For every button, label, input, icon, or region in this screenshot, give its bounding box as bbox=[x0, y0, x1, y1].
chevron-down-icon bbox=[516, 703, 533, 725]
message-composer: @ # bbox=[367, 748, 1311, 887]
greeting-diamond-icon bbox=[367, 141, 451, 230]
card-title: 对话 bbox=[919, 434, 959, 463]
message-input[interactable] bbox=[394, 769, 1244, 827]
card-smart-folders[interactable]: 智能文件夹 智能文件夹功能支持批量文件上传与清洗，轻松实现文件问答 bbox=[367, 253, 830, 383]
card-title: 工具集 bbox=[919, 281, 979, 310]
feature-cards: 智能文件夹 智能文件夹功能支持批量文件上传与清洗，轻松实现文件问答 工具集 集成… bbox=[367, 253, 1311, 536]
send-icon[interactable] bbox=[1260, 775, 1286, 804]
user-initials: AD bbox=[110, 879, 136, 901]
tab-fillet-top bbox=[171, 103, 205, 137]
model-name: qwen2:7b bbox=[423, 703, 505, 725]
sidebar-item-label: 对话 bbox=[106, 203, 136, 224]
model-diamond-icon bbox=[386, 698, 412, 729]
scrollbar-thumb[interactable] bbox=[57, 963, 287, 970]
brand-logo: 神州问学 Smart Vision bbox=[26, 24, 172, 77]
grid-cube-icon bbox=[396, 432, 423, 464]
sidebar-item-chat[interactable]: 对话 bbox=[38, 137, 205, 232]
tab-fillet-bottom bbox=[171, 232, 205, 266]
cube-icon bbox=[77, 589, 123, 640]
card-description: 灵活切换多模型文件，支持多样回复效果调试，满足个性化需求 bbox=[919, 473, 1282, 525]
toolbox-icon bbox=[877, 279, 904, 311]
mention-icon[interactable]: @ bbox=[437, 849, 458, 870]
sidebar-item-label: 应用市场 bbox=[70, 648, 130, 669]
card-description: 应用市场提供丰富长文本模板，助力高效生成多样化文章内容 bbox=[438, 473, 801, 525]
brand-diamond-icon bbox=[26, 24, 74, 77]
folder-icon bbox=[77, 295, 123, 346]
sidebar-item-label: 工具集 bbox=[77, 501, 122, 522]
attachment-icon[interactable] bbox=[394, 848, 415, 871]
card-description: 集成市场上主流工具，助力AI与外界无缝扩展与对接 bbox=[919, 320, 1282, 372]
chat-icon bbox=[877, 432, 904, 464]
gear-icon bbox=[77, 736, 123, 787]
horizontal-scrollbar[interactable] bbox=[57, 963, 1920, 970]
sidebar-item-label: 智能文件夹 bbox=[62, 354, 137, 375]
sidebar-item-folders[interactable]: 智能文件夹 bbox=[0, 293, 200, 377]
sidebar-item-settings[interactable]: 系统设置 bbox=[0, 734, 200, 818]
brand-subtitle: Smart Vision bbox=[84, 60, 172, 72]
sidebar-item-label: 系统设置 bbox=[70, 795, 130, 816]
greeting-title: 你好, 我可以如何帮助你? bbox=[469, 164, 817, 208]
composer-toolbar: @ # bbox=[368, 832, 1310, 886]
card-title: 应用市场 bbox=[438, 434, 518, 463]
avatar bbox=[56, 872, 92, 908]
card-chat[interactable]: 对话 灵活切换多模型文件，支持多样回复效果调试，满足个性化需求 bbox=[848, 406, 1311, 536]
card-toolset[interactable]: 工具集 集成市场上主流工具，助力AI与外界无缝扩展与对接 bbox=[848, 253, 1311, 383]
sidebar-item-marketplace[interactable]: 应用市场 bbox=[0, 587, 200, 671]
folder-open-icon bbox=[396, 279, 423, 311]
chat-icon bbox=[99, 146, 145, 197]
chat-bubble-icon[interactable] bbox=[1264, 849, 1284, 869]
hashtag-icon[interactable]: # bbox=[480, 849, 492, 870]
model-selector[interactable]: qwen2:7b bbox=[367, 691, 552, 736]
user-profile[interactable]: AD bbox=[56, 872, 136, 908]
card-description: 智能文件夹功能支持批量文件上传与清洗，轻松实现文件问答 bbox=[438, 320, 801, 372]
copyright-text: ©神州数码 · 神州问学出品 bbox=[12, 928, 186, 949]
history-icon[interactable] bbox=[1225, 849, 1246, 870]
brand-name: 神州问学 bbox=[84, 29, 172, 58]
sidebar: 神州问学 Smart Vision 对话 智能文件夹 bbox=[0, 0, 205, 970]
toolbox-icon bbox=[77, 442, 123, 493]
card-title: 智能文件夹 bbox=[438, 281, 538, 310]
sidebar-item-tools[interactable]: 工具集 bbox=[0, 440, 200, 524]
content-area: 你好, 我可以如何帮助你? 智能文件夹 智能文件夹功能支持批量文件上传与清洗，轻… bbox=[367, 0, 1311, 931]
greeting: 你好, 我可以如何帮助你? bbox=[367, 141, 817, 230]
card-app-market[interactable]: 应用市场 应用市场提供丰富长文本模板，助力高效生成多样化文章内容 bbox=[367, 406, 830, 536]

# # #

- Instruction:
Recast the records as a Markdown table with the columns Row and Line, from the start of the records through the line that contains "tab-fillet-top bbox=[171, 103, 205, 137]". Number the rows, include both ends, and leave out blank lines.

- Response to the exercise:
| Row | Line |
|---|---|
| 1 | For every button, label, input, icon, or region in this screenshot, give its bounding box as bbox=[x0, y0, x1, y1]. |
| 2 | chevron-down-icon bbox=[516, 703, 533, 725] |
| 3 | message-composer: @ # bbox=[367, 748, 1311, 887] |
| 4 | greeting-diamond-icon bbox=[367, 141, 451, 230] |
| 5 | card-title: 对话 bbox=[919, 434, 959, 463] |
| 6 | message-input[interactable] bbox=[394, 769, 1244, 827] |
| 7 | card-smart-folders[interactable]: 智能文件夹 智能文件夹功能支持批量文件上传与清洗，轻松实现文件问答 bbox=[367, 253, 830, 383] |
| 8 | card-title: 工具集 bbox=[919, 281, 979, 310] |
| 9 | feature-cards: 智能文件夹 智能文件夹功能支持批量文件上传与清洗，轻松实现文件问答 工具集 集成… bbox=[367, 253, 1311, 536] |
| 10 | send-icon[interactable] bbox=[1260, 775, 1286, 804] |
| 11 | user-initials: AD bbox=[110, 879, 136, 901] |
| 12 | tab-fillet-top bbox=[171, 103, 205, 137] |